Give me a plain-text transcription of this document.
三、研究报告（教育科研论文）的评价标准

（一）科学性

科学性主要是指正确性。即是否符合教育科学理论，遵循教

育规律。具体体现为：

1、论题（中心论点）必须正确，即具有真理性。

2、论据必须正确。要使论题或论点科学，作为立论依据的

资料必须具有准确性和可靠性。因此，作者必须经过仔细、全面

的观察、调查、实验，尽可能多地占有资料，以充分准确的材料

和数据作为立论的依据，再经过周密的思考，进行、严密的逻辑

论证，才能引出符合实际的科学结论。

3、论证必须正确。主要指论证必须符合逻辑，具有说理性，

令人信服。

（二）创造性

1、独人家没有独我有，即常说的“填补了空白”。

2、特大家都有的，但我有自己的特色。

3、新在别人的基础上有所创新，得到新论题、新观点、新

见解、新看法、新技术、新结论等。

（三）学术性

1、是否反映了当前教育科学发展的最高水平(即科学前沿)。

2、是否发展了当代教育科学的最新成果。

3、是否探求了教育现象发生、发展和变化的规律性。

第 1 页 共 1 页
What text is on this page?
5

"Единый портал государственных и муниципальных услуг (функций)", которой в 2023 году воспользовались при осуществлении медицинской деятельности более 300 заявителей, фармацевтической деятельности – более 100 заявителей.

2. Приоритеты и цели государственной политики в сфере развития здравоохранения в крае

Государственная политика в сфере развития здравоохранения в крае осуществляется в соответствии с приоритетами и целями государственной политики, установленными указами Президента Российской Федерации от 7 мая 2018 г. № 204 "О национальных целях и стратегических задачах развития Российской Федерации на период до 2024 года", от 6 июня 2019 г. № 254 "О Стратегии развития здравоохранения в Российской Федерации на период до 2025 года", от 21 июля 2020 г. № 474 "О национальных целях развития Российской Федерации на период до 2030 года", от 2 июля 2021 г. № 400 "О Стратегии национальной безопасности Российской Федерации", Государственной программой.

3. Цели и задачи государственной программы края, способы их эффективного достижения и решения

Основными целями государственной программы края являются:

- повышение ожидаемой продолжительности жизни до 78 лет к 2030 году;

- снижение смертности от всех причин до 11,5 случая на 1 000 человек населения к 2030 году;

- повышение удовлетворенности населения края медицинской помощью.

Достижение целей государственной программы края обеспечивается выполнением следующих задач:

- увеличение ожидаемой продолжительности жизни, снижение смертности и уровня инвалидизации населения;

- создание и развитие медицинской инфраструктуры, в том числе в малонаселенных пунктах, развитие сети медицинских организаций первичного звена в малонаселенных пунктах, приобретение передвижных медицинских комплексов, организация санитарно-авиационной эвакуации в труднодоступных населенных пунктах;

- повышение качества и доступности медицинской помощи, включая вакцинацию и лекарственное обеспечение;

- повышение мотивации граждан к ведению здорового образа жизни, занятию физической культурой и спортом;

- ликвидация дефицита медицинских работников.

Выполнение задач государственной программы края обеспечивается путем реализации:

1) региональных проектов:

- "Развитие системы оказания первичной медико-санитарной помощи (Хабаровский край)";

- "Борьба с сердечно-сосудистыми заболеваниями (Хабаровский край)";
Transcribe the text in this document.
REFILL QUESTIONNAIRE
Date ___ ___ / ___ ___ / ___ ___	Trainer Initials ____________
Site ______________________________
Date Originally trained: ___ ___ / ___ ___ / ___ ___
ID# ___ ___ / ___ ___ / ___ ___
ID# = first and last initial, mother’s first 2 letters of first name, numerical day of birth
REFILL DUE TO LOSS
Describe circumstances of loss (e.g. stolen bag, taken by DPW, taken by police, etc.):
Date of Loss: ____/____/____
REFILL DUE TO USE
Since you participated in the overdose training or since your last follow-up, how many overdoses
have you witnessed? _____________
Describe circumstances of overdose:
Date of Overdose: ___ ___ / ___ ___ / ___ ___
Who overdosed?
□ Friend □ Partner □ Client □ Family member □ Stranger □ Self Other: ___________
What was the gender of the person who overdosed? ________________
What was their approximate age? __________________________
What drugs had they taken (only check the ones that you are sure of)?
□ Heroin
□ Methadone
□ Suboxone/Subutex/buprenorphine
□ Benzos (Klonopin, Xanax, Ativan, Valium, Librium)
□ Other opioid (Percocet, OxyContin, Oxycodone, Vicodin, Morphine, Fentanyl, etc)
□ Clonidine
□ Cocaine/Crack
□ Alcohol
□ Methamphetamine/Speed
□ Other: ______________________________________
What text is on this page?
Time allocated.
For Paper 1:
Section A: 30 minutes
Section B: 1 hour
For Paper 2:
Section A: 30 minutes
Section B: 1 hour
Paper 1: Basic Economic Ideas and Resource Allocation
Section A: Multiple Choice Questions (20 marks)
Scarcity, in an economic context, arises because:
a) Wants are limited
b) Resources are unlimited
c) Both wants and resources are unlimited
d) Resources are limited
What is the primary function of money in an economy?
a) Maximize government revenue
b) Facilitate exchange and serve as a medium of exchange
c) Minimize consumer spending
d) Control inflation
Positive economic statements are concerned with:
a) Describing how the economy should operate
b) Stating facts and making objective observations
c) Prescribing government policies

- _What is asked_
Gather every line from the entries above where the word "края" appears, and copy them.

- _Completed exercise_
3. Цели и задачи государственной программы края, способы их эффективного достижения и решения
Основными целями государственной программы края являются:
- повышение удовлетворенности населения края медицинской помощью.
Достижение целей государственной программы края обеспечивается выполнением следующих задач:
Выполнение задач государственной программы края обеспечивается путем реализации:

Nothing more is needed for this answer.